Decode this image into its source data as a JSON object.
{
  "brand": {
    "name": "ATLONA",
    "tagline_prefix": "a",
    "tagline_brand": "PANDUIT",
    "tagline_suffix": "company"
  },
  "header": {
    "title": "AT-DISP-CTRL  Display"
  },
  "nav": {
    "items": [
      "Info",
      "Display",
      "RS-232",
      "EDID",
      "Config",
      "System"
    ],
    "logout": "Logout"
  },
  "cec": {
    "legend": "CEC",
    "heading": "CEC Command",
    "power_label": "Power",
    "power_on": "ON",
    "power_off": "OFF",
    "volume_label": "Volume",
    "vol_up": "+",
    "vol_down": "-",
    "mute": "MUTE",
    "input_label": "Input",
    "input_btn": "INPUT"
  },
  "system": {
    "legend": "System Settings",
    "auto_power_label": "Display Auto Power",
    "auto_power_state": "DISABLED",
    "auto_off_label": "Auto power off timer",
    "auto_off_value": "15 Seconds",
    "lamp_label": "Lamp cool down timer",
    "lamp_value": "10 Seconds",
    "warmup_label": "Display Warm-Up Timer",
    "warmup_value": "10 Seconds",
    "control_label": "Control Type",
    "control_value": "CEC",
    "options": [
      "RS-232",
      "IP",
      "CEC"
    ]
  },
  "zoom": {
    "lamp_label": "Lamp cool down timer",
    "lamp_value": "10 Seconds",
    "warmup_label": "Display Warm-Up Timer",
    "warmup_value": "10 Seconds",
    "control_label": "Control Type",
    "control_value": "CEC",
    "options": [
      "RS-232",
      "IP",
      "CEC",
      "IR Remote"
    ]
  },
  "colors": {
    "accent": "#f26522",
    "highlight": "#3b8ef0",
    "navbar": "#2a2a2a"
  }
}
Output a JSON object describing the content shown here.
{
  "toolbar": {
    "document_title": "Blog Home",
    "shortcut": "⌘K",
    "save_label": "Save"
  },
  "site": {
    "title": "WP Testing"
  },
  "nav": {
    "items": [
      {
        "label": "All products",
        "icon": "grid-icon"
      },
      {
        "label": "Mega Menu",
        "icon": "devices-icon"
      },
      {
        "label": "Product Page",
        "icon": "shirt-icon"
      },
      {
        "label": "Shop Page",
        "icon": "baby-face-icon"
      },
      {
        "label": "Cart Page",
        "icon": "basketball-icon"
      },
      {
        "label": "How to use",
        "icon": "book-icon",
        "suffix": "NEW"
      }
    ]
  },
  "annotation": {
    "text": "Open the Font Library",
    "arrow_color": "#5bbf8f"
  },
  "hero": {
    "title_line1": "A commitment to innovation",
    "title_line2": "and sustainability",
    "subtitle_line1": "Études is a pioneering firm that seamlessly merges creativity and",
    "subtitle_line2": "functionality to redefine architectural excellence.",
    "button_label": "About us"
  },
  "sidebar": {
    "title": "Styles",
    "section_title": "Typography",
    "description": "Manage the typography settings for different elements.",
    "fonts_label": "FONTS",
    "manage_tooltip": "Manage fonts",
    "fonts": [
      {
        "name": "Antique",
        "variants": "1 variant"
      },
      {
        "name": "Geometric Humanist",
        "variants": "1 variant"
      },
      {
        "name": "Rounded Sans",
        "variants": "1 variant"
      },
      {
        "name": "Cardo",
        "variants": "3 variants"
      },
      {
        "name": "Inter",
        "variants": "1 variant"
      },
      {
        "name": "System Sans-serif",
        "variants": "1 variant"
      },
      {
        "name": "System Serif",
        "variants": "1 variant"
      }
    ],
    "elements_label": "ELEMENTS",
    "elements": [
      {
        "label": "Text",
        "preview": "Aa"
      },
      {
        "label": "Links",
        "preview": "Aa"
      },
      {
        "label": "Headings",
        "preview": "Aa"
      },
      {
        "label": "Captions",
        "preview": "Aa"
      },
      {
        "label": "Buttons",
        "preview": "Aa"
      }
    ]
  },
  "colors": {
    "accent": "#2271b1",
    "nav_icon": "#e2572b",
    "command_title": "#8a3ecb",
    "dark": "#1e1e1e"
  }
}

....................

• [Work instructions]
List each line in the listing that contains the string "Display".

• [Expected answer]
    "title": "AT-DISP-CTRL  Display"
      "Display",
    "auto_power_label": "Display Auto Power",
    "warmup_label": "Display Warm-Up Timer",
    "warmup_label": "Display Warm-Up Timer",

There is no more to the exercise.